Data provided –
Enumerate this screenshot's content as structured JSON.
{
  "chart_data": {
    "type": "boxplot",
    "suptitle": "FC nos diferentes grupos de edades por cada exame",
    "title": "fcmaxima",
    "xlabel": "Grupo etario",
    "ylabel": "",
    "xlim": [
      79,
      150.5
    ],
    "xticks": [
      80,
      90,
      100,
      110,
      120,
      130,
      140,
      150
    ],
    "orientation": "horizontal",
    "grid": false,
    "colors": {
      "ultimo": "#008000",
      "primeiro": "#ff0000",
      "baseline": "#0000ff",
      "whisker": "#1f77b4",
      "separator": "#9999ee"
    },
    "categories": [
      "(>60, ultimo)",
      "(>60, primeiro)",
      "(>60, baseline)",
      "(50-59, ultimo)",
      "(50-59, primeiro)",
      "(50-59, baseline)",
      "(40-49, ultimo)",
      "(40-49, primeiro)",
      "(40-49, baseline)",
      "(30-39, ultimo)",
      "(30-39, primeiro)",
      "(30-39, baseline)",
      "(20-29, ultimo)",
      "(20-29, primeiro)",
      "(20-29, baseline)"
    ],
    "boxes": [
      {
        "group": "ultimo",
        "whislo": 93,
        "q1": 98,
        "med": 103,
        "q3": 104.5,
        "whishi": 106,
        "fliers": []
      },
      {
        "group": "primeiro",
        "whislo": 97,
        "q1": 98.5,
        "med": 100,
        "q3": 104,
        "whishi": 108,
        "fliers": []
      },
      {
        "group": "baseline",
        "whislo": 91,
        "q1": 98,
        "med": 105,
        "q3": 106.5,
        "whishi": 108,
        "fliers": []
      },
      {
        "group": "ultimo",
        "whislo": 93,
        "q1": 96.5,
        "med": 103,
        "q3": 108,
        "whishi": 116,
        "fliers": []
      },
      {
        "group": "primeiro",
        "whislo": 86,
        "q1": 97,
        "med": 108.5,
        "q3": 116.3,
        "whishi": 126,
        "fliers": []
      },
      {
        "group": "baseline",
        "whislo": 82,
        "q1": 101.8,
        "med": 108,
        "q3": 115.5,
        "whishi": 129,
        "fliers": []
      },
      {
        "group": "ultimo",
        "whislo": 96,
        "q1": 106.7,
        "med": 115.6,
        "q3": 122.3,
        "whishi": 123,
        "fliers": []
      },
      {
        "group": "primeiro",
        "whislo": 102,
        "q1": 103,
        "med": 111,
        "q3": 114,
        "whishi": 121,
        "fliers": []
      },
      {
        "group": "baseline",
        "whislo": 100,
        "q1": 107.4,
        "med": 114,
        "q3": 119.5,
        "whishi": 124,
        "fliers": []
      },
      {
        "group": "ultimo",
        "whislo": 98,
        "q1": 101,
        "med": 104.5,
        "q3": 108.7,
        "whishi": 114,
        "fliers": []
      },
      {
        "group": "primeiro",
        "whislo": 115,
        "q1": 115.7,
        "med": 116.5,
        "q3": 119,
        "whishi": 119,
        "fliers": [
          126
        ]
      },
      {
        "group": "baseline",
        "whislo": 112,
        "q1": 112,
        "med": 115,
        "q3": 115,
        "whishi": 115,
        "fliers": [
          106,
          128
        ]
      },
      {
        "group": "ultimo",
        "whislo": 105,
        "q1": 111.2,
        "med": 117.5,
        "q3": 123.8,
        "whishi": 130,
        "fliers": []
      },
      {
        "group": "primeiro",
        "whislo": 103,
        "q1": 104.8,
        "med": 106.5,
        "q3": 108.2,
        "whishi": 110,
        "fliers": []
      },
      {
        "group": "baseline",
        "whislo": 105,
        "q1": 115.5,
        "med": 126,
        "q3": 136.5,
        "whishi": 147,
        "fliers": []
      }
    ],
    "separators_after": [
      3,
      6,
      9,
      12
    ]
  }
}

Task to carry out –
All of the material must be reproduced exactly.

The response –
Enumerate this screenshot's content as structured JSON.
{
  "chart_data": {
    "type": "boxplot",
    "suptitle": "FC nos diferentes grupos de edades por cada exame",
    "title": "fcmaxima",
    "xlabel": "Grupo etario",
    "ylabel": "",
    "xlim": [
      79,
      150.5
    ],
    "xticks": [
      80,
      90,
      100,
      110,
      120,
      130,
      140,
      150
    ],
    "orientation": "horizontal",
    "grid": false,
    "colors": {
      "ultimo": "#008000",
      "primeiro": "#ff0000",
      "baseline": "#0000ff",
      "whisker": "#1f77b4",
      "separator": "#9999ee"
    },
    "categories": [
      "(>60, ultimo)",
      "(>60, primeiro)",
      "(>60, baseline)",
      "(50-59, ultimo)",
      "(50-59, primeiro)",
      "(50-59, baseline)",
      "(40-49, ultimo)",
      "(40-49, primeiro)",
      "(40-49, baseline)",
      "(30-39, ultimo)",
      "(30-39, primeiro)",
      "(30-39, baseline)",
      "(20-29, ultimo)",
      "(20-29, primeiro)",
      "(20-29, baseline)"
    ],
    "boxes": [
      {
        "group": "ultimo",
        "whislo": 93,
        "q1": 98,
        "med": 103,
        "q3": 104.5,
        "whishi": 106,
        "fliers": []
      },
      {
        "group": "primeiro",
        "whislo": 97,
        "q1": 98.5,
        "med": 100,
        "q3": 104,
        "whishi": 108,
        "fliers": []
      },
      {
        "group": "baseline",
        "whislo": 91,
        "q1": 98,
        "med": 105,
        "q3": 106.5,
        "whishi": 108,
        "fliers": []
      },
      {
        "group": "ultimo",
        "whislo": 93,
        "q1": 96.5,
        "med": 103,
        "q3": 108,
        "whishi": 116,
        "fliers": []
      },
      {
        "group": "primeiro",
        "whislo": 86,
        "q1": 97,
        "med": 108.5,
        "q3": 116.3,
        "whishi": 126,
        "fliers": []
      },
      {
        "group": "baseline",
        "whislo": 82,
        "q1": 101.8,
        "med": 108,
        "q3": 115.5,
        "whishi": 129,
        "fliers": []
      },
      {
        "group": "ultimo",
        "whislo": 96,
        "q1": 106.7,
        "med": 115.6,
        "q3": 122.3,
        "whishi": 123,
        "fliers": []
      },
      {
        "group": "primeiro",
        "whislo": 102,
        "q1": 103,
        "med": 111,
        "q3": 114,
        "whishi": 121,
        "fliers": []
      },
      {
        "group": "baseline",
        "whislo": 100,
        "q1": 107.4,
        "med": 114,
        "q3": 119.5,
        "whishi": 124,
        "fliers": []
      },
      {
        "group": "ultimo",
        "whislo": 98,
        "q1": 101,
        "med": 104.5,
        "q3": 108.7,
        "whishi": 114,
        "fliers": []
      },
      {
        "group": "primeiro",
        "whislo": 115,
        "q1": 115.7,
        "med": 116.5,
        "q3": 119,
        "whishi": 119,
        "fliers": [
          126
        ]
      },
      {
        "group": "baseline",
        "whislo": 112,
        "q1": 112,
        "med": 115,
        "q3": 115,
        "whishi": 115,
        "fliers": [
          106,
          128
        ]
      },
      {
        "group": "ultimo",
        "whislo": 105,
        "q1": 111.2,
        "med": 117.5,
        "q3": 123.8,
        "whishi": 130,
        "fliers": []
      },
      {
        "group": "primeiro",
        "whislo": 103,
        "q1": 104.8,
        "med": 106.5,
        "q3": 108.2,
        "whishi": 110,
        "fliers": []
      },
      {
        "group": "baseline",
        "whislo": 105,
        "q1": 115.5,
        "med": 126,
        "q3": 136.5,
        "whishi": 147,
        "fliers": []
      }
    ],
    "separators_after": [
      3,
      6,
      9,
      12
    ]
  }
}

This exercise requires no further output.